* [TEXT PROVIDED]
____

A backlash against BRT has been hitting Delhi.

Delhi's BRT, or High Capacity Bus System (HCBS) as it is often known in India, has been facing a barrage of vitriolic newspaper attacks. These have included quite vicious assaults on the credibility of IIT Delhi academics, Dinesh Mohan and Geetam Tiwari, who have championed and helped design the system (if you follow the link, click on 'urban transport').

Anti-BRT headlines have included:
  • 'Experts' order serial rape of Delhi roads (in the Pioneer)
  • Will somebody wake up to stop this HCBS madness? (Pioneer)
  • Buses Hog Space, Cars Squeezed Out (Times of India, Nov 16, 2007)
Unfortunately, it appears that these and similar attacks have now drawn a political response. Yesterday, the Chief Minister of Delhi, Sheila Dikshit, was reported (somewhat triumphantly by the Times of India) to have halted further BRT development beyond the initial corridor's first phase. Other routes will apparently need to wait until the initial project proves its worth. It is under construction and due to open in August.

See here and here for other viewpoints, for some of the text of the articles mentioned above, and for some analysis of this media phenomenon.

A model of part of Delhi's initial BRT corridor by the IIT-Delhi team.

Delhi is not alone in its BRT troubles. For example, Jakarta's busways faced setbacks late in 2007, with several corridors forced to open to mixed traffic. This was a response to media uproar over congestion that was attributed to busway construction and a poor level of bus service on the most recently-opened corridors. A Jakarta Post article provides some background (cache version here). If you read Bahasa Indonesia then consult the Batavia Busway blog for more insight and updates.

Comments

  1. A highly dominating role for anti-bus - press
    This is probably a fight between the cars and the poor on the roads, in which the ToI / HT media speaks for the cars by proxy and the HCBS for the poor who can travel and have benefitted by it.
    This is not a new binary but if buses squeeze out car space then will the car users go on to Metro and leave the road space for the urban lower middle class and the poor, who need the subsidy which the Delhi Metro is already taking away? If the rationale is that all over the world public transport does not make profits or break even then does the bus system also deserve some of it...

    ReplyDelete
  2. The traffic jams in March are nothing compared to the hell commuters are facing on the BRT Corridor now. There is no solution to the problem and the situation is going to get worse once a million Nanos hit Delhi’s streets.

____

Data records

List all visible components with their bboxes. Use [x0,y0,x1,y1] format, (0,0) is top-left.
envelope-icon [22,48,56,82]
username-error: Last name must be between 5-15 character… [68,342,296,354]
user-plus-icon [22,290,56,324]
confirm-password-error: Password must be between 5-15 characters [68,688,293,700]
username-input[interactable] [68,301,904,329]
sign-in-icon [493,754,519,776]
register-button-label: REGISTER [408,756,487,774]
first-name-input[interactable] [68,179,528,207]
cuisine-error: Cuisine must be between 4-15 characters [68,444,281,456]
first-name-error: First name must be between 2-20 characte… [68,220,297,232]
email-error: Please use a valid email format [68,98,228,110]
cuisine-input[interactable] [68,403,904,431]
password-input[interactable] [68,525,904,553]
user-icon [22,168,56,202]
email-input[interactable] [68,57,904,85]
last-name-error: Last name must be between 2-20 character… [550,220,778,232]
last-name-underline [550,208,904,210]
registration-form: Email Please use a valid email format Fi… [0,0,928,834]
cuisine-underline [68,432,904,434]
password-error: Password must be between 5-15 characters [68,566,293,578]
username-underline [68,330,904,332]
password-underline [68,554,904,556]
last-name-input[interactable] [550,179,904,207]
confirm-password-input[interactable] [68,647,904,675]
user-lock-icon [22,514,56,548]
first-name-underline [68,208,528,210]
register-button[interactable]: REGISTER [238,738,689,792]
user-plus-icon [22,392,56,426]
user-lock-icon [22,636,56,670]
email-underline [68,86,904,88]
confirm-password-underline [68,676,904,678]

____

* [TASK PROMPT] Please copy the Delhi BRT post verbatim from "A backlash against" to "HCBS madness? (Pioneer)".

* [ANSWER]
A backlash against BRT has been hitting Delhi.

Delhi's BRT, or High Capacity Bus System (HCBS) as it is often known in India, has been facing a barrage of vitriolic newspaper attacks. These have included quite vicious assaults on the credibility of IIT Delhi academics, Dinesh Mohan and Geetam Tiwari, who have championed and helped design the system (if you follow the link, click on 'urban transport').

Anti-BRT headlines have included:
  • 'Experts' order serial rape of Delhi roads (in the Pioneer)
  • Will somebody wake up to stop this HCBS madness? (Pioneer)